### Short exercise
Your task is to output the data exactly as it stands.

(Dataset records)
* begin *

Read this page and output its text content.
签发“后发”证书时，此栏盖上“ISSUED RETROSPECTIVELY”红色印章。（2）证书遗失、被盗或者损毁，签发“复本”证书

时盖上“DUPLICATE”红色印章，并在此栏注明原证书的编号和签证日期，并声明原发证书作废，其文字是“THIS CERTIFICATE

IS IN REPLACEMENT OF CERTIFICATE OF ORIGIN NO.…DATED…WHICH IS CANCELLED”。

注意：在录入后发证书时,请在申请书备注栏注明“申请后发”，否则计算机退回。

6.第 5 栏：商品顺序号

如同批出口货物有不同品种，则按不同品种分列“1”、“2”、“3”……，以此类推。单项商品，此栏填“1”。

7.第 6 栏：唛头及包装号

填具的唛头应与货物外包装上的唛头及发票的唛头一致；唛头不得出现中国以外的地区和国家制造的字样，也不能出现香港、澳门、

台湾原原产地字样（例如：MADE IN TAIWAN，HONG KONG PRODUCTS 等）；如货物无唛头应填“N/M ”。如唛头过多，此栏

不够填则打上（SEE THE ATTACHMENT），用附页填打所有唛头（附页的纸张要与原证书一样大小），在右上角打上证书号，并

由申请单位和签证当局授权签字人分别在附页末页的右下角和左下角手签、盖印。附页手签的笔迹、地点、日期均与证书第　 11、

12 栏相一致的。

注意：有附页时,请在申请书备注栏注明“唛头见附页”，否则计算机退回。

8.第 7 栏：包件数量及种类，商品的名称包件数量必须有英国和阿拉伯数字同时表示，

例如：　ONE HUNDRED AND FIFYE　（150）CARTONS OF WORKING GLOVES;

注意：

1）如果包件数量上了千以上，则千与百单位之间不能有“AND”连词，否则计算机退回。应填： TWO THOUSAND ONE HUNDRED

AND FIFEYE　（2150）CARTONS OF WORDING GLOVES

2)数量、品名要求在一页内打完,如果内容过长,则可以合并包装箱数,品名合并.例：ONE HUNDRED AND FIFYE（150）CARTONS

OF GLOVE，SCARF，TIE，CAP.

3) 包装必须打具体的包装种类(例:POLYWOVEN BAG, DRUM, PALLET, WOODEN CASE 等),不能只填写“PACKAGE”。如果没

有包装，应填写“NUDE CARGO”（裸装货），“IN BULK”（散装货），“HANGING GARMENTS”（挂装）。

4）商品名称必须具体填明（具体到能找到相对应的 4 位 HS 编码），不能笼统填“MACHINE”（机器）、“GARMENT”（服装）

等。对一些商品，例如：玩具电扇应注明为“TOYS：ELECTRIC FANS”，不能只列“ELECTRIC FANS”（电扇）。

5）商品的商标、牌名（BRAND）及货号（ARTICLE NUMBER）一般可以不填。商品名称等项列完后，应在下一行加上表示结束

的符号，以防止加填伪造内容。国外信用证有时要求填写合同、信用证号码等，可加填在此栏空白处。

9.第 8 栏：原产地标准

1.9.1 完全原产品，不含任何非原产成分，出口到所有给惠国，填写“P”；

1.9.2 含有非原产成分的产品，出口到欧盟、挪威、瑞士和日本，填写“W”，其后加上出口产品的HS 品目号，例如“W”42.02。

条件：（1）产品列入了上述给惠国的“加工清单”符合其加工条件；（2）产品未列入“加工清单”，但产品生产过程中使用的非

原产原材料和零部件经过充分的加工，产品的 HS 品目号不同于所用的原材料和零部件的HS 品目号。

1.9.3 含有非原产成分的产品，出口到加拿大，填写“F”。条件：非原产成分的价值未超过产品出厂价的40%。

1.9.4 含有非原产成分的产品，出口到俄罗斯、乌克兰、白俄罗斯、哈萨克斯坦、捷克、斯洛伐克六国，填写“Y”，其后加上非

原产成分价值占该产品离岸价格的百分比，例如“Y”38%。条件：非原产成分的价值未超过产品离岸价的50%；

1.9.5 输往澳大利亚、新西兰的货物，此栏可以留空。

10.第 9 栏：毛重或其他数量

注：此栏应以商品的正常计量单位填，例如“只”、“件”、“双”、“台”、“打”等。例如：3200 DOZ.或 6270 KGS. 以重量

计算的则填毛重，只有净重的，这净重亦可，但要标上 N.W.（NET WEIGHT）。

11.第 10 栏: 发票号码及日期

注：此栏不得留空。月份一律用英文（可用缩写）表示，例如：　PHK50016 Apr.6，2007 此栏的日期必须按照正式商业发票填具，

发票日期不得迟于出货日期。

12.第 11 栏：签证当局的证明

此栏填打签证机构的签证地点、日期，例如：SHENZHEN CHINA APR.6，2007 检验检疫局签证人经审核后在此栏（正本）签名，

* end *

### Worked solution
Read this page and output its text content.
签发“后发”证书时，此栏盖上“ISSUED RETROSPECTIVELY”红色印章。（2）证书遗失、被盗或者损毁，签发“复本”证书

时盖上“DUPLICATE”红色印章，并在此栏注明原证书的编号和签证日期，并声明原发证书作废，其文字是“THIS CERTIFICATE

IS IN REPLACEMENT OF CERTIFICATE OF ORIGIN NO.…DATED…WHICH IS CANCELLED”。

注意：在录入后发证书时,请在申请书备注栏注明“申请后发”，否则计算机退回。

6.第 5 栏：商品顺序号

如同批出口货物有不同品种，则按不同品种分列“1”、“2”、“3”……，以此类推。单项商品，此栏填“1”。

7.第 6 栏：唛头及包装号

填具的唛头应与货物外包装上的唛头及发票的唛头一致；唛头不得出现中国以外的地区和国家制造的字样，也不能出现香港、澳门、

台湾原原产地字样（例如：MADE IN TAIWAN，HONG KONG PRODUCTS 等）；如货物无唛头应填“N/M ”。如唛头过多，此栏

不够填则打上（SEE THE ATTACHMENT），用附页填打所有唛头（附页的纸张要与原证书一样大小），在右上角打上证书号，并

由申请单位和签证当局授权签字人分别在附页末页的右下角和左下角手签、盖印。附页手签的笔迹、地点、日期均与证书第　 11、

12 栏相一致的。

注意：有附页时,请在申请书备注栏注明“唛头见附页”，否则计算机退回。

8.第 7 栏：包件数量及种类，商品的名称包件数量必须有英国和阿拉伯数字同时表示，

例如：　ONE HUNDRED AND FIFYE　（150）CARTONS OF WORKING GLOVES;

注意：

1）如果包件数量上了千以上，则千与百单位之间不能有“AND”连词，否则计算机退回。应填： TWO THOUSAND ONE HUNDRED

AND FIFEYE　（2150）CARTONS OF WORDING GLOVES

2)数量、品名要求在一页内打完,如果内容过长,则可以合并包装箱数,品名合并.例：ONE HUNDRED AND FIFYE（150）CARTONS

OF GLOVE，SCARF，TIE，CAP.

3) 包装必须打具体的包装种类(例:POLYWOVEN BAG, DRUM, PALLET, WOODEN CASE 等),不能只填写“PACKAGE”。如果没

有包装，应填写“NUDE CARGO”（裸装货），“IN BULK”（散装货），“HANGING GARMENTS”（挂装）。

4）商品名称必须具体填明（具体到能找到相对应的 4 位 HS 编码），不能笼统填“MACHINE”（机器）、“GARMENT”（服装）

等。对一些商品，例如：玩具电扇应注明为“TOYS：ELECTRIC FANS”，不能只列“ELECTRIC FANS”（电扇）。

5）商品的商标、牌名（BRAND）及货号（ARTICLE NUMBER）一般可以不填。商品名称等项列完后，应在下一行加上表示结束

的符号，以防止加填伪造内容。国外信用证有时要求填写合同、信用证号码等，可加填在此栏空白处。

9.第 8 栏：原产地标准

1.9.1 完全原产品，不含任何非原产成分，出口到所有给惠国，填写“P”；

1.9.2 含有非原产成分的产品，出口到欧盟、挪威、瑞士和日本，填写“W”，其后加上出口产品的HS 品目号，例如“W”42.02。

条件：（1）产品列入了上述给惠国的“加工清单”符合其加工条件；（2）产品未列入“加工清单”，但产品生产过程中使用的非

原产原材料和零部件经过充分的加工，产品的 HS 品目号不同于所用的原材料和零部件的HS 品目号。

1.9.3 含有非原产成分的产品，出口到加拿大，填写“F”。条件：非原产成分的价值未超过产品出厂价的40%。

1.9.4 含有非原产成分的产品，出口到俄罗斯、乌克兰、白俄罗斯、哈萨克斯坦、捷克、斯洛伐克六国，填写“Y”，其后加上非

原产成分价值占该产品离岸价格的百分比，例如“Y”38%。条件：非原产成分的价值未超过产品离岸价的50%；

1.9.5 输往澳大利亚、新西兰的货物，此栏可以留空。

10.第 9 栏：毛重或其他数量

注：此栏应以商品的正常计量单位填，例如“只”、“件”、“双”、“台”、“打”等。例如：3200 DOZ.或 6270 KGS. 以重量

计算的则填毛重，只有净重的，这净重亦可，但要标上 N.W.（NET WEIGHT）。

11.第 10 栏: 发票号码及日期

注：此栏不得留空。月份一律用英文（可用缩写）表示，例如：　PHK50016 Apr.6，2007 此栏的日期必须按照正式商业发票填具，

发票日期不得迟于出货日期。

12.第 11 栏：签证当局的证明

此栏填打签证机构的签证地点、日期，例如：SHENZHEN CHINA APR.6，2007 检验检疫局签证人经审核后在此栏（正本）签名，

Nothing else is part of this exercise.